Start of TEXT SECTION

(222c) Profiling Cell-Type-Specific Epigenomic Changes Associated with BRCA1 Mutation in Breast Tissues Using a Low-Input Microfluidic Technology

Previous studies have shown that genes can be switched on or off by age, environmental factors, diseases, and lifestyles. The open or compact structures of chromatin is a crucial factor that affects gene expression. Epigenetics refers to hereditary mechanisms that change gene expression and regulations without changing DNA sequences. Epigenetics plays critical roles in cell differentiation and disease processes. Breast cancer is the second mortal cancer among American women, following lung cancer. BRCA1 and BRCA2 are extremely influential in repairing DNA double-strand break through homologous recombination and suppressing DNA replication stress. Gene mutations in BRCA1 and BRCA2 increase the risk of breast cancer. Human female mammary epithelium is a two-layer tissue, including the inner (luminal) layer and outer (basal) layer. The luminal progenitors (LP) and mature luminal cells (ML) are from the inner layer and basal cells (B) are from the outer layer. The fourth cell type is stromal cells (S) from mesodermal tissue. Recent advances in epigenetics enable us to use next-generation sequencing to elucidate epigenomic dynamics during disease and development. Conventional chromatin immunoprecipitation followed by sequencing (ChIP-seq) necessitates the use of up to 1 - 10 million cells. Using microfluidic-oscillatory-washing-based ChIP-Seq (MOWChIP-Seq) developed in our lab, we profile epigenomes using as few as 100 cells as starting material. We used MOWChIP technology to examine four cell types from breast tissues of cancer-free patients, including normal (non-carrier) and BRCA1 mutant (carrier).

Cancer-free BRCA1 mutant (carrier) or normal (non-carrier) breast tissues were obtained from adult female patients who underwent cosmetic reduction of mammoplasty, diagnostic biopsies, or mastectomy. Four different cell types from the same patient were sorted by FACS. The coated beads and sheared chromatin (from 50k cells) were loaded to MOWChIP device for ChIP process. We examined genome-wide H3K4me3 and H3K27ac. After ChIP, DNA was purified, used for library preparation and sequenced by Illumina HiSeq 4000. The digital data were analyzed with Bowtie, MACS, and DiffBind.

End of TEXT SECTION

→ **TASKS AND EXERCISES**
1 - List the four cell types from breast tissue that the text on BRCA1 epigenomic profiling names, with their abbreviations.
2 - Copy the BRCA1 epigenomic profiling text starting at "Cancer-free BRCA1 mutant" and ending at "MACS, and DiffBind.", and swap "FACS" for "flow cytometry".
3 - According to the text on BRCA1 epigenomic profiling, what is the smallest number of cells MOWChIP-Seq can use as starting material?
The records are separate material and are not part of the text.

Start of DATA

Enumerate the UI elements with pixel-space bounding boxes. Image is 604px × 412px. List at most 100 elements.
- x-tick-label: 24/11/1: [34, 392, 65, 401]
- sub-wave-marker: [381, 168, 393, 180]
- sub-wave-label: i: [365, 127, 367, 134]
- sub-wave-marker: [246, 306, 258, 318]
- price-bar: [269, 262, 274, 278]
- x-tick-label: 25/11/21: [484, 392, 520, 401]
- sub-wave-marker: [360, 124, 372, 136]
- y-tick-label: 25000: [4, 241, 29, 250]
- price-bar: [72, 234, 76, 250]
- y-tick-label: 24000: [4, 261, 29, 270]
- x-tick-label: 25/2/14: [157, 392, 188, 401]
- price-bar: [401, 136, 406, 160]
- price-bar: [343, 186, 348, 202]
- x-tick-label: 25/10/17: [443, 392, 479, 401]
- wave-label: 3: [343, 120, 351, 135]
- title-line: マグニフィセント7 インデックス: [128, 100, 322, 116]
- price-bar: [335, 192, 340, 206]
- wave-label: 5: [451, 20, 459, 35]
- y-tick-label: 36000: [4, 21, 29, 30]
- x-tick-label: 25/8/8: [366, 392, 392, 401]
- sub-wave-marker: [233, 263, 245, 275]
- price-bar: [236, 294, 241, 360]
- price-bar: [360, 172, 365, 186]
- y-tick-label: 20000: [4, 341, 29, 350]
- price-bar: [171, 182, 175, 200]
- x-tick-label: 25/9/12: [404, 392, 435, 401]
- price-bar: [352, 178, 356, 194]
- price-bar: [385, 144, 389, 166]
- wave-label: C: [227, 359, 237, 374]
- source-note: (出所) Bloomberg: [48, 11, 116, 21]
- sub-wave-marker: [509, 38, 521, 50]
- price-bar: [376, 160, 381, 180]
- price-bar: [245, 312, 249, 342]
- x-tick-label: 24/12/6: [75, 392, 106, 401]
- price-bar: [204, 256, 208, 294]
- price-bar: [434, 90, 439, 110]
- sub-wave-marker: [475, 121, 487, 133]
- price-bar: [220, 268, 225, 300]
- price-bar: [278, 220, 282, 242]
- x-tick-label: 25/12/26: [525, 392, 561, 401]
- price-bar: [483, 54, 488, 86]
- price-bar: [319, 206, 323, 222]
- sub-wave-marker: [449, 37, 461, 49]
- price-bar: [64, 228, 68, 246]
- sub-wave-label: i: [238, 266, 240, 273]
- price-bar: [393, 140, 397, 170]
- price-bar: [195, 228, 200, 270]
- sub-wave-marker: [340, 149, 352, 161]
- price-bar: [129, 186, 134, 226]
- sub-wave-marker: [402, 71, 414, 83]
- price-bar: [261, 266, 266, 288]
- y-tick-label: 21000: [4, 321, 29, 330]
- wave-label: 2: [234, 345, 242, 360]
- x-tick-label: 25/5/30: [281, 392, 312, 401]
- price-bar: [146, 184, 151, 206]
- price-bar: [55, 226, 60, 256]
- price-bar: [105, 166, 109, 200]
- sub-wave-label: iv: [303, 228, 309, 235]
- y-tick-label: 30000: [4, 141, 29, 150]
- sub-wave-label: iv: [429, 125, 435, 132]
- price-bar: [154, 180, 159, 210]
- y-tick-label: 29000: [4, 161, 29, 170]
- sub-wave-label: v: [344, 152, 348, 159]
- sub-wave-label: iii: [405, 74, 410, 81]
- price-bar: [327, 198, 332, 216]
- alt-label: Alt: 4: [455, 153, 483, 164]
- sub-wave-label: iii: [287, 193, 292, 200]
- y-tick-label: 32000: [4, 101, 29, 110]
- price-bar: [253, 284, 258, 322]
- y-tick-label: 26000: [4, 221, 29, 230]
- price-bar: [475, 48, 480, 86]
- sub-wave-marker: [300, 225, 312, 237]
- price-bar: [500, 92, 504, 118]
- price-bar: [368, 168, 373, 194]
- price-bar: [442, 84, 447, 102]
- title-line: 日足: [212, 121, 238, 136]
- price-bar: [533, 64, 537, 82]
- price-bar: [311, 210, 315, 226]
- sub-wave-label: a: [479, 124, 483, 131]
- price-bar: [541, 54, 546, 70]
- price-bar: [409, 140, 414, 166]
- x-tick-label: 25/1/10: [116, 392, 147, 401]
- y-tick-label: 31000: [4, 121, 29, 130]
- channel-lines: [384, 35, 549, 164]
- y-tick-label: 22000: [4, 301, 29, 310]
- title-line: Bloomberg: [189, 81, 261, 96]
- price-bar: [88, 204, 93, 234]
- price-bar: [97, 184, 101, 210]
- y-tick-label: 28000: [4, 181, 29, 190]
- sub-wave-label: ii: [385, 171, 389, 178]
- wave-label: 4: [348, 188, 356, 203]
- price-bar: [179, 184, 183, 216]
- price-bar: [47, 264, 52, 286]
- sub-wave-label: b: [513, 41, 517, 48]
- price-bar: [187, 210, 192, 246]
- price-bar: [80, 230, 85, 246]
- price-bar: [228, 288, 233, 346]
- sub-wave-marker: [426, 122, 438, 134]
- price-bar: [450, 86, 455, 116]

End of DATA

→ **ANSWERS BELOW**
1 - Luminal progenitors (LP), mature luminal cells (ML), basal cells (B), stromal cells (S)

2 -
Cancer-free BRCA1 mutant (carrier) or normal (non-carrier) breast tissues were obtained from adult female patients who underwent cosmetic reduction of mammoplasty, diagnostic biopsies, or mastectomy. Four different cell types from the same patient were sorted by flow cytometry. The coated beads and sheared chromatin (from 50k cells) were loaded to MOWChIP device for ChIP process. We examined genome-wide H3K4me3 and H3K27ac. After ChIP, DNA was purified, used for library preparation and sequenced by Illumina HiSeq 4000. The digital data were analyzed with Bowtie, MACS, and DiffBind.

3 - As few as 100 cells.